[Records]
▼

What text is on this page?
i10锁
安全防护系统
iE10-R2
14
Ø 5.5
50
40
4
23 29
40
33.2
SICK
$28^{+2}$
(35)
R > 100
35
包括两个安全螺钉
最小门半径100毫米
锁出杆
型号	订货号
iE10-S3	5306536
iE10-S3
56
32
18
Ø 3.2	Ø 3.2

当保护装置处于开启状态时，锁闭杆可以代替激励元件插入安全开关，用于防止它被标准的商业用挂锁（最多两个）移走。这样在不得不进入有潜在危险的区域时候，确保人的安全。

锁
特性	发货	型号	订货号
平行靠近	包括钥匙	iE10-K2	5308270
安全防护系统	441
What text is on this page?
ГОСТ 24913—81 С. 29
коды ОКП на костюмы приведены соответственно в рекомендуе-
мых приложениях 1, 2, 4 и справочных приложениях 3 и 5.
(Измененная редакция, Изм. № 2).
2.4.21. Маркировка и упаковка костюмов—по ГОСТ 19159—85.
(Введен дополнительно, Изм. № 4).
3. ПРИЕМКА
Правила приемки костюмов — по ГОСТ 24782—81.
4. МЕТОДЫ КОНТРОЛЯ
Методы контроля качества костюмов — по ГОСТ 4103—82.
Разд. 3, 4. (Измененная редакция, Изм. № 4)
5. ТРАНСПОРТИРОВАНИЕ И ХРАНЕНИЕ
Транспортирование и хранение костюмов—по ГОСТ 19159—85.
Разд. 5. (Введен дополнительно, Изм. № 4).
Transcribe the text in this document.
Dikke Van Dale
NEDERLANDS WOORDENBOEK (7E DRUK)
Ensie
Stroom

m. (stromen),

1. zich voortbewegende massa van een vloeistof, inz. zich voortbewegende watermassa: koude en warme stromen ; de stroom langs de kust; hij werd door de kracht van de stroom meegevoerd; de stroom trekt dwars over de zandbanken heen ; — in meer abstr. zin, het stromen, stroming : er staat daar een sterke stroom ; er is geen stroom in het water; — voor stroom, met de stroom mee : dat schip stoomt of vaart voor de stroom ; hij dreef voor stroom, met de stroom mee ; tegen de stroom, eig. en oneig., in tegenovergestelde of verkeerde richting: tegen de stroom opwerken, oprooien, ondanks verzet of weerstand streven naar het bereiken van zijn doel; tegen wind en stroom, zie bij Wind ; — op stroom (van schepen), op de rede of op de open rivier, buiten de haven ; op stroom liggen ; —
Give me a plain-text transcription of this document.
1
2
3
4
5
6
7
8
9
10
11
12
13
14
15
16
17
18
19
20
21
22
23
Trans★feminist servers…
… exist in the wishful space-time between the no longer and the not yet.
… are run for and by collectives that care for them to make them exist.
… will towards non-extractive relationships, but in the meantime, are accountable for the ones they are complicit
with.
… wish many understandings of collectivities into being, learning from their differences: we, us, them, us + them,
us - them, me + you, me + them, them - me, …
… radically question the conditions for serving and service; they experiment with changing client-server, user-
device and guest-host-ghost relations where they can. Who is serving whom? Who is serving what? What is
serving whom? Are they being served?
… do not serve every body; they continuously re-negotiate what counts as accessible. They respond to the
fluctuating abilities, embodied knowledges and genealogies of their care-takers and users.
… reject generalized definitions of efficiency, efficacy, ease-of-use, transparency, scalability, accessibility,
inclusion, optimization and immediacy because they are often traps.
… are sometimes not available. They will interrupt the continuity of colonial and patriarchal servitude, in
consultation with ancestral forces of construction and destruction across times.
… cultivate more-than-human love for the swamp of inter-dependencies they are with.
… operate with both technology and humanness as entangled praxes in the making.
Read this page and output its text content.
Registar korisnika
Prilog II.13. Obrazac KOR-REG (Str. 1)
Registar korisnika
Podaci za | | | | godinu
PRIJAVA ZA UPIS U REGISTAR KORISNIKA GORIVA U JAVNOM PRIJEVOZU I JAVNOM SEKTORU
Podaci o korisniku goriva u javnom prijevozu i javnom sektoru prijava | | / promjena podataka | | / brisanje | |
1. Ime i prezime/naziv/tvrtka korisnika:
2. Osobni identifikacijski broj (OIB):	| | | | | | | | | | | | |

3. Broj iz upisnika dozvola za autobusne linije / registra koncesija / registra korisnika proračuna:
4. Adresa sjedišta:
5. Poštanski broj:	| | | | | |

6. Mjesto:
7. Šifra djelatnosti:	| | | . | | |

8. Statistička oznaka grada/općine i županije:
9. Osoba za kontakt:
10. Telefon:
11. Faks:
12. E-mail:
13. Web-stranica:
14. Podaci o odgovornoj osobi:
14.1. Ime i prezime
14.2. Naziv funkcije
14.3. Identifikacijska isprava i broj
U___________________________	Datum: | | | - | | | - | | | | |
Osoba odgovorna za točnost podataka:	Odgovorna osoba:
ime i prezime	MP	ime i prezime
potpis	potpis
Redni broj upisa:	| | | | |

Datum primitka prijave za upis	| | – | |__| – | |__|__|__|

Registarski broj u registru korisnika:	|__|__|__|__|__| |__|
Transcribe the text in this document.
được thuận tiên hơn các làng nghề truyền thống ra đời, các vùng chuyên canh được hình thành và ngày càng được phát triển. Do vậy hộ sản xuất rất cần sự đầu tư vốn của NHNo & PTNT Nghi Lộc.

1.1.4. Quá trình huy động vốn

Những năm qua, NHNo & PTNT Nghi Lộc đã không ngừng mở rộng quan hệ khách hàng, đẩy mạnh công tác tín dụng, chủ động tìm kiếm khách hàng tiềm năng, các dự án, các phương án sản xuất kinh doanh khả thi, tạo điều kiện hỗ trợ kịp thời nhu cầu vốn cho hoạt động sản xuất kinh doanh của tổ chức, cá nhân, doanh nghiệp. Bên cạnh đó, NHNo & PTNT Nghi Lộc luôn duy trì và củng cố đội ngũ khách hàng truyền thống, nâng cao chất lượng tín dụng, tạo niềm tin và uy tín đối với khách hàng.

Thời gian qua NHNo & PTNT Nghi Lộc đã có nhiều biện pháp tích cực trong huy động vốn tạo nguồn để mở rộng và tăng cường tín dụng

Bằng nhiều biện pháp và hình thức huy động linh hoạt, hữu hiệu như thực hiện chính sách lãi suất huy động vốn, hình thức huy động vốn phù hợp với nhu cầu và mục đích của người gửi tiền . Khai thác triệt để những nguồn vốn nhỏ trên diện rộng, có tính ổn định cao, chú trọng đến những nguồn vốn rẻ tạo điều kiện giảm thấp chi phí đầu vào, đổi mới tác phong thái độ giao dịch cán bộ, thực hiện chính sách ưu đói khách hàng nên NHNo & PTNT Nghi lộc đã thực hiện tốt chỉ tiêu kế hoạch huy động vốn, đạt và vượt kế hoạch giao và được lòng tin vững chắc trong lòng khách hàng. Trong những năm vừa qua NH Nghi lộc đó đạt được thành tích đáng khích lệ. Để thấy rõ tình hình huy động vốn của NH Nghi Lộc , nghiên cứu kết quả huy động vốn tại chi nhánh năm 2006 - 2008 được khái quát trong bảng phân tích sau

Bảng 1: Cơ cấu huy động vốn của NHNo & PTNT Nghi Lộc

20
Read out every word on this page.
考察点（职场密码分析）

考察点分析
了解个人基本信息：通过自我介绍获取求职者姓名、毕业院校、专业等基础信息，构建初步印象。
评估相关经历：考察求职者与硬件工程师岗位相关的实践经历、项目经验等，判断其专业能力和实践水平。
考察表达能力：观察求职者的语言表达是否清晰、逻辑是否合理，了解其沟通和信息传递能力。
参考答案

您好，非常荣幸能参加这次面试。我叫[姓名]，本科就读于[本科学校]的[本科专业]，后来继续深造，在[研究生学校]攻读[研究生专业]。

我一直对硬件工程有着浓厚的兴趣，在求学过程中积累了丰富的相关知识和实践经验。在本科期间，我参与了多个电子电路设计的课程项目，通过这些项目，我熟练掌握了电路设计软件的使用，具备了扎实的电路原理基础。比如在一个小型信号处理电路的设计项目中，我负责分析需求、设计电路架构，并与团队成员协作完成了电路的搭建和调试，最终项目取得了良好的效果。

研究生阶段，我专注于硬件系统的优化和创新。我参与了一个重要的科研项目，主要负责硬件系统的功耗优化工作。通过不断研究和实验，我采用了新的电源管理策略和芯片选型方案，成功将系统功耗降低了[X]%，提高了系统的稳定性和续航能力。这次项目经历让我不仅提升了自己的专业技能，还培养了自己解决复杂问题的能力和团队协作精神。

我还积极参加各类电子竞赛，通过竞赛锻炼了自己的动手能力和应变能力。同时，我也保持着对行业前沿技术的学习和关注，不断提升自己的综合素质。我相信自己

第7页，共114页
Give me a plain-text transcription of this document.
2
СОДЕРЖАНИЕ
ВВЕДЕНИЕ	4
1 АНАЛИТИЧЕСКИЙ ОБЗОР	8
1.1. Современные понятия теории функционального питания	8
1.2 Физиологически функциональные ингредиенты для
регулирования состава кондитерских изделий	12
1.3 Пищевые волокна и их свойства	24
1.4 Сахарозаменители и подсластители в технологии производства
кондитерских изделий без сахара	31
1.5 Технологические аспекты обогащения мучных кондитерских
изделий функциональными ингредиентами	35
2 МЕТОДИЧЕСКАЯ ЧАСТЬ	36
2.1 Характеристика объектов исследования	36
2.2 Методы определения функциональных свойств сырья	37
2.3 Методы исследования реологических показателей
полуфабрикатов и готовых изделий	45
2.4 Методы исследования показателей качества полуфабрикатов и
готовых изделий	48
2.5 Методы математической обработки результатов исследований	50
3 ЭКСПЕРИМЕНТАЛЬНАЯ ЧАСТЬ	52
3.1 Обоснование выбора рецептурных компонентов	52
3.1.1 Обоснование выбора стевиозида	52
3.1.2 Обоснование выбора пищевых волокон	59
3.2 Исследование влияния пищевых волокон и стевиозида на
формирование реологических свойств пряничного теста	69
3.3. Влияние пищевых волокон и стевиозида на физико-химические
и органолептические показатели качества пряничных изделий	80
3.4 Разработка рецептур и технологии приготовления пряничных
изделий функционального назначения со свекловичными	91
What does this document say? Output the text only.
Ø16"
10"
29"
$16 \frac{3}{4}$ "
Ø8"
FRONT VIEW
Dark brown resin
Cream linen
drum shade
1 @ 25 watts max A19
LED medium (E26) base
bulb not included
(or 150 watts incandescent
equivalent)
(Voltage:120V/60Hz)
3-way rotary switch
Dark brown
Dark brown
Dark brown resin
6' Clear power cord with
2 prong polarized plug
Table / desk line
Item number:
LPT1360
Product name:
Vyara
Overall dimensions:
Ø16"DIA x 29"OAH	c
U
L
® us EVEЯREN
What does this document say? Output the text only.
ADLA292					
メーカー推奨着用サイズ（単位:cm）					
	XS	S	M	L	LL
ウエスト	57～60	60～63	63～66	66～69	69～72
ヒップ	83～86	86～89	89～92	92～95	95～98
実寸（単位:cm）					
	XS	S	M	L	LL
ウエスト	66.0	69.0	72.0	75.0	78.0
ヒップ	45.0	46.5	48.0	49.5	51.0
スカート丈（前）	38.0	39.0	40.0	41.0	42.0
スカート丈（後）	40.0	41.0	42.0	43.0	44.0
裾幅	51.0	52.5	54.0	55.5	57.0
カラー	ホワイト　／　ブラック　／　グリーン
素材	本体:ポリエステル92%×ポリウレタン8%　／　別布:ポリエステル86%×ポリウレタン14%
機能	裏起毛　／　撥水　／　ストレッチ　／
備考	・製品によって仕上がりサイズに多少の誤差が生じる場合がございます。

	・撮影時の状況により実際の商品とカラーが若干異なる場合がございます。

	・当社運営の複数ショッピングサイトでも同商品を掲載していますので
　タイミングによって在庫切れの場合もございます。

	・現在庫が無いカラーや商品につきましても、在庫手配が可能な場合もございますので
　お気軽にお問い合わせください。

▲

EXERCISE BRIEF: Select all lines with the word "готовых" from the entries above.

CORRECT RESULT:
полуфабрикатов и готовых изделий	45
готовых изделий	48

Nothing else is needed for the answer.